* [Written task]:
Write the data out again, character for character, with no images.

* [Exercise materials]:
--
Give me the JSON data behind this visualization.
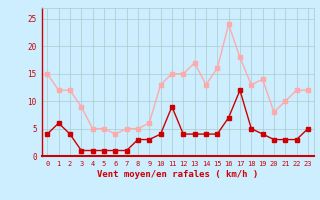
{
  "hours": [
    0,
    1,
    2,
    3,
    4,
    5,
    6,
    7,
    8,
    9,
    10,
    11,
    12,
    13,
    14,
    15,
    16,
    17,
    18,
    19,
    20,
    21,
    22,
    23
  ],
  "vent_moyen": [
    4,
    6,
    4,
    1,
    1,
    1,
    1,
    1,
    3,
    3,
    4,
    9,
    4,
    4,
    4,
    4,
    7,
    12,
    5,
    4,
    3,
    3,
    3,
    5
  ],
  "en_rafales": [
    15,
    12,
    12,
    9,
    5,
    5,
    4,
    5,
    5,
    6,
    13,
    15,
    15,
    17,
    13,
    16,
    24,
    18,
    13,
    14,
    8,
    10,
    12,
    12
  ],
  "xlabel": "Vent moyen/en rafales ( km/h )",
  "ylim": [
    0,
    27
  ],
  "yticks": [
    0,
    5,
    10,
    15,
    20,
    25
  ],
  "color_moyen": "#cc0000",
  "color_rafales": "#ffaaaa",
  "bg_color": "#cceeff",
  "grid_color": "#aacccc"
}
--
* [Written solution]:
Give me the JSON data behind this visualization.
{
  "hours": [
    0,
    1,
    2,
    3,
    4,
    5,
    6,
    7,
    8,
    9,
    10,
    11,
    12,
    13,
    14,
    15,
    16,
    17,
    18,
    19,
    20,
    21,
    22,
    23
  ],
  "vent_moyen": [
    4,
    6,
    4,
    1,
    1,
    1,
    1,
    1,
    3,
    3,
    4,
    9,
    4,
    4,
    4,
    4,
    7,
    12,
    5,
    4,
    3,
    3,
    3,
    5
  ],
  "en_rafales": [
    15,
    12,
    12,
    9,
    5,
    5,
    4,
    5,
    5,
    6,
    13,
    15,
    15,
    17,
    13,
    16,
    24,
    18,
    13,
    14,
    8,
    10,
    12,
    12
  ],
  "xlabel": "Vent moyen/en rafales ( km/h )",
  "ylim": [
    0,
    27
  ],
  "yticks": [
    0,
    5,
    10,
    15,
    20,
    25
  ],
  "color_moyen": "#cc0000",
  "color_rafales": "#ffaaaa",
  "bg_color": "#cceeff",
  "grid_color": "#aacccc"
}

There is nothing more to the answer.